═══ EXERCISE MATERIALS

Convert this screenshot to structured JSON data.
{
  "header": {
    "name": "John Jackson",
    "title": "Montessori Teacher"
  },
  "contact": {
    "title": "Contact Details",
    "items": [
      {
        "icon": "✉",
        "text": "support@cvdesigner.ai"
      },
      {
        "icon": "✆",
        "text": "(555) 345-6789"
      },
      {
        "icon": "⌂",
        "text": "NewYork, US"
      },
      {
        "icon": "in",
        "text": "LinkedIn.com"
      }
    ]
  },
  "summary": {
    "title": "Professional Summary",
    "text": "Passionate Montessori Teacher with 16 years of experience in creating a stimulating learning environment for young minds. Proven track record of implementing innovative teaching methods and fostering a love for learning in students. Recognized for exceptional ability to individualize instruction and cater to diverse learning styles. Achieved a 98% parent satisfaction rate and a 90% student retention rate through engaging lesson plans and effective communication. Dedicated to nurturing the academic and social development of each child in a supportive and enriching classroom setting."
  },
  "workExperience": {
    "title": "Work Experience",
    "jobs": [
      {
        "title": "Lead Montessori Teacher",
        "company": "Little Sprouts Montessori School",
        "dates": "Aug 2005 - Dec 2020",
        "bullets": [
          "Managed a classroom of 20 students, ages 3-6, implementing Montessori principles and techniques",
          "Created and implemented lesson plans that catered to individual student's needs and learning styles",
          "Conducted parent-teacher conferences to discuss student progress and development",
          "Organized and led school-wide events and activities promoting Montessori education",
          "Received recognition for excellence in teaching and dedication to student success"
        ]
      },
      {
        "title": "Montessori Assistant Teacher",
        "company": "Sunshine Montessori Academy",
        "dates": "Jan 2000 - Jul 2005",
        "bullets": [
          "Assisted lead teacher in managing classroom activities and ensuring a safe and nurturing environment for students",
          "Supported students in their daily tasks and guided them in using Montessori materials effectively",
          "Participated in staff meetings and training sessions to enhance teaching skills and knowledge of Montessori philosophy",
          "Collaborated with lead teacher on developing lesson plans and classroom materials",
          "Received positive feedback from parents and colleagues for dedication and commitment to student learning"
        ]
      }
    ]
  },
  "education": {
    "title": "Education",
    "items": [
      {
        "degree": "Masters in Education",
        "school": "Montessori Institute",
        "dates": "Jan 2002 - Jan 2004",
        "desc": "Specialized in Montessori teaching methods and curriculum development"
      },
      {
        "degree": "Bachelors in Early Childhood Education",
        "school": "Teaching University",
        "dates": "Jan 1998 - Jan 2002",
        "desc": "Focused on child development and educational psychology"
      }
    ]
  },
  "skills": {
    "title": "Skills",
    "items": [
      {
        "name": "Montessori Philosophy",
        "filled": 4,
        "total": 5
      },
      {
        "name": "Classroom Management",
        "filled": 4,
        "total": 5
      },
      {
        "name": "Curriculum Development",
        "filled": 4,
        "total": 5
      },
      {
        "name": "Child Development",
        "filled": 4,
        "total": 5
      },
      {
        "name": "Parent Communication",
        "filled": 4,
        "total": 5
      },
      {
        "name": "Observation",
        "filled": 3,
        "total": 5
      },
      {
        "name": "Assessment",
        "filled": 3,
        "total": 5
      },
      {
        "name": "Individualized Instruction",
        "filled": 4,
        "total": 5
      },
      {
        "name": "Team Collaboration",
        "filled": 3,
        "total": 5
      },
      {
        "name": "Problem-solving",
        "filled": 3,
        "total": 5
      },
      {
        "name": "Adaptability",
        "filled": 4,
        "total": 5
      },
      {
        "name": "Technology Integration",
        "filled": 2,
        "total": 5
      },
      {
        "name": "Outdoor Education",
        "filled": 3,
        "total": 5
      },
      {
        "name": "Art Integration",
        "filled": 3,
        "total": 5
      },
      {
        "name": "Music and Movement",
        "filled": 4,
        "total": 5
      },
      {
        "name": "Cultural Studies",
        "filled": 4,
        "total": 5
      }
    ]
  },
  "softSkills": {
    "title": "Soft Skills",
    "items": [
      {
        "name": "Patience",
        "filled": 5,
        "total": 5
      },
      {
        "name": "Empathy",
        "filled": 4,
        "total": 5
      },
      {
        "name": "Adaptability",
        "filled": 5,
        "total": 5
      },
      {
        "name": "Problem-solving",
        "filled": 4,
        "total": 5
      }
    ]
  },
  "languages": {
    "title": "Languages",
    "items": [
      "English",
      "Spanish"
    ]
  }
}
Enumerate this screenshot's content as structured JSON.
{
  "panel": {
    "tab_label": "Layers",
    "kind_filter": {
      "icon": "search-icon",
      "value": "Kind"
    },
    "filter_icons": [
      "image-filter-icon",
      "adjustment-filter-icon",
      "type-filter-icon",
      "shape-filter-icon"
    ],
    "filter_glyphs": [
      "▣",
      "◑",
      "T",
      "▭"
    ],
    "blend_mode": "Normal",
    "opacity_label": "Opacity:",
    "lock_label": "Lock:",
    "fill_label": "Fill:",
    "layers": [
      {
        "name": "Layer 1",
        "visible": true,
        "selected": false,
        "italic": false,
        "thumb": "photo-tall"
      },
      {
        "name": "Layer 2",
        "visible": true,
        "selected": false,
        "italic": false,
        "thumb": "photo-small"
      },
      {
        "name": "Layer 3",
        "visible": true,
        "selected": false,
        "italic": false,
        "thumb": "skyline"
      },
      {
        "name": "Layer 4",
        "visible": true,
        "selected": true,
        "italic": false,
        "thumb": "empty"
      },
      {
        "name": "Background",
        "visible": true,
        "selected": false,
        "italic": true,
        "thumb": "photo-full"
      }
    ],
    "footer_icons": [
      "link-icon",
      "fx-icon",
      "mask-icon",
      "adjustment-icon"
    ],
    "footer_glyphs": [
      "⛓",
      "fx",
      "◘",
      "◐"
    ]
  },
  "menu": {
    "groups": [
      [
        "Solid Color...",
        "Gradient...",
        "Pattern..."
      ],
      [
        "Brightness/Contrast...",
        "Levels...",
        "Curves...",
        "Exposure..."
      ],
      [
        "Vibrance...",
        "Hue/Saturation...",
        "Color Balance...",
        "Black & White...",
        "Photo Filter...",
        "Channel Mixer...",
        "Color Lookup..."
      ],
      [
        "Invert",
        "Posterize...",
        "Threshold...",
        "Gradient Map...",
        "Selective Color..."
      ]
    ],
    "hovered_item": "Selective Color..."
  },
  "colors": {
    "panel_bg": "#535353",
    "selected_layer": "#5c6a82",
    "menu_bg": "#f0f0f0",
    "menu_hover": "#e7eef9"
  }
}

══════

WHAT YOU NEED TO DO: Would you write down every record again, exactly?

WRITTEN RESPONSE:
Convert this screenshot to structured JSON data.
{
  "header": {
    "name": "John Jackson",
    "title": "Montessori Teacher"
  },
  "contact": {
    "title": "Contact Details",
    "items": [
      {
        "icon": "✉",
        "text": "support@cvdesigner.ai"
      },
      {
        "icon": "✆",
        "text": "(555) 345-6789"
      },
      {
        "icon": "⌂",
        "text": "NewYork, US"
      },
      {
        "icon": "in",
        "text": "LinkedIn.com"
      }
    ]
  },
  "summary": {
    "title": "Professional Summary",
    "text": "Passionate Montessori Teacher with 16 years of experience in creating a stimulating learning environment for young minds. Proven track record of implementing innovative teaching methods and fostering a love for learning in students. Recognized for exceptional ability to individualize instruction and cater to diverse learning styles. Achieved a 98% parent satisfaction rate and a 90% student retention rate through engaging lesson plans and effective communication. Dedicated to nurturing the academic and social development of each child in a supportive and enriching classroom setting."
  },
  "workExperience": {
    "title": "Work Experience",
    "jobs": [
      {
        "title": "Lead Montessori Teacher",
        "company": "Little Sprouts Montessori School",
        "dates": "Aug 2005 - Dec 2020",
        "bullets": [
          "Managed a classroom of 20 students, ages 3-6, implementing Montessori principles and techniques",
          "Created and implemented lesson plans that catered to individual student's needs and learning styles",
          "Conducted parent-teacher conferences to discuss student progress and development",
          "Organized and led school-wide events and activities promoting Montessori education",
          "Received recognition for excellence in teaching and dedication to student success"
        ]
      },
      {
        "title": "Montessori Assistant Teacher",
        "company": "Sunshine Montessori Academy",
        "dates": "Jan 2000 - Jul 2005",
        "bullets": [
          "Assisted lead teacher in managing classroom activities and ensuring a safe and nurturing environment for students",
          "Supported students in their daily tasks and guided them in using Montessori materials effectively",
          "Participated in staff meetings and training sessions to enhance teaching skills and knowledge of Montessori philosophy",
          "Collaborated with lead teacher on developing lesson plans and classroom materials",
          "Received positive feedback from parents and colleagues for dedication and commitment to student learning"
        ]
      }
    ]
  },
  "education": {
    "title": "Education",
    "items": [
      {
        "degree": "Masters in Education",
        "school": "Montessori Institute",
        "dates": "Jan 2002 - Jan 2004",
        "desc": "Specialized in Montessori teaching methods and curriculum development"
      },
      {
        "degree": "Bachelors in Early Childhood Education",
        "school": "Teaching University",
        "dates": "Jan 1998 - Jan 2002",
        "desc": "Focused on child development and educational psychology"
      }
    ]
  },
  "skills": {
    "title": "Skills",
    "items": [
      {
        "name": "Montessori Philosophy",
        "filled": 4,
        "total": 5
      },
      {
        "name": "Classroom Management",
        "filled": 4,
        "total": 5
      },
      {
        "name": "Curriculum Development",
        "filled": 4,
        "total": 5
      },
      {
        "name": "Child Development",
        "filled": 4,
        "total": 5
      },
      {
        "name": "Parent Communication",
        "filled": 4,
        "total": 5
      },
      {
        "name": "Observation",
        "filled": 3,
        "total": 5
      },
      {
        "name": "Assessment",
        "filled": 3,
        "total": 5
      },
      {
        "name": "Individualized Instruction",
        "filled": 4,
        "total": 5
      },
      {
        "name": "Team Collaboration",
        "filled": 3,
        "total": 5
      },
      {
        "name": "Problem-solving",
        "filled": 3,
        "total": 5
      },
      {
        "name": "Adaptability",
        "filled": 4,
        "total": 5
      },
      {
        "name": "Technology Integration",
        "filled": 2,
        "total": 5
      },
      {
        "name": "Outdoor Education",
        "filled": 3,
        "total": 5
      },
      {
        "name": "Art Integration",
        "filled": 3,
        "total": 5
      },
      {
        "name": "Music and Movement",
        "filled": 4,
        "total": 5
      },
      {
        "name": "Cultural Studies",
        "filled": 4,
        "total": 5
      }
    ]
  },
  "softSkills": {
    "title": "Soft Skills",
    "items": [
      {
        "name": "Patience",
        "filled": 5,
        "total": 5
      },
      {
        "name": "Empathy",
        "filled": 4,
        "total": 5
      },
      {
        "name": "Adaptability",
        "filled": 5,
        "total": 5
      },
      {
        "name": "Problem-solving",
        "filled": 4,
        "total": 5
      }
    ]
  },
  "languages": {
    "title": "Languages",
    "items": [
      "English",
      "Spanish"
    ]
  }
}
Enumerate this screenshot's content as structured JSON.
{
  "panel": {
    "tab_label": "Layers",
    "kind_filter": {
      "icon": "search-icon",
      "value": "Kind"
    },
    "filter_icons": [
      "image-filter-icon",
      "adjustment-filter-icon",
      "type-filter-icon",
      "shape-filter-icon"
    ],
    "filter_glyphs": [
      "▣",
      "◑",
      "T",
      "▭"
    ],
    "blend_mode": "Normal",
    "opacity_label": "Opacity:",
    "lock_label": "Lock:",
    "fill_label": "Fill:",
    "layers": [
      {
        "name": "Layer 1",
        "visible": true,
        "selected": false,
        "italic": false,
        "thumb": "photo-tall"
      },
      {
        "name": "Layer 2",
        "visible": true,
        "selected": false,
        "italic": false,
        "thumb": "photo-small"
      },
      {
        "name": "Layer 3",
        "visible": true,
        "selected": false,
        "italic": false,
        "thumb": "skyline"
      },
      {
        "name": "Layer 4",
        "visible": true,
        "selected": true,
        "italic": false,
        "thumb": "empty"
      },
      {
        "name": "Background",
        "visible": true,
        "selected": false,
        "italic": true,
        "thumb": "photo-full"
      }
    ],
    "footer_icons": [
      "link-icon",
      "fx-icon",
      "mask-icon",
      "adjustment-icon"
    ],
    "footer_glyphs": [
      "⛓",
      "fx",
      "◘",
      "◐"
    ]
  },
  "menu": {
    "groups": [
      [
        "Solid Color...",
        "Gradient...",
        "Pattern..."
      ],
      [
        "Brightness/Contrast...",
        "Levels...",
        "Curves...",
        "Exposure..."
      ],
      [
        "Vibrance...",
        "Hue/Saturation...",
        "Color Balance...",
        "Black & White...",
        "Photo Filter...",
        "Channel Mixer...",
        "Color Lookup..."
      ],
      [
        "Invert",
        "Posterize...",
        "Threshold...",
        "Gradient Map...",
        "Selective Color..."
      ]
    ],
    "hovered_item": "Selective Color..."
  },
  "colors": {
    "panel_bg": "#535353",
    "selected_layer": "#5c6a82",
    "menu_bg": "#f0f0f0",
    "menu_hover": "#e7eef9"
  }
}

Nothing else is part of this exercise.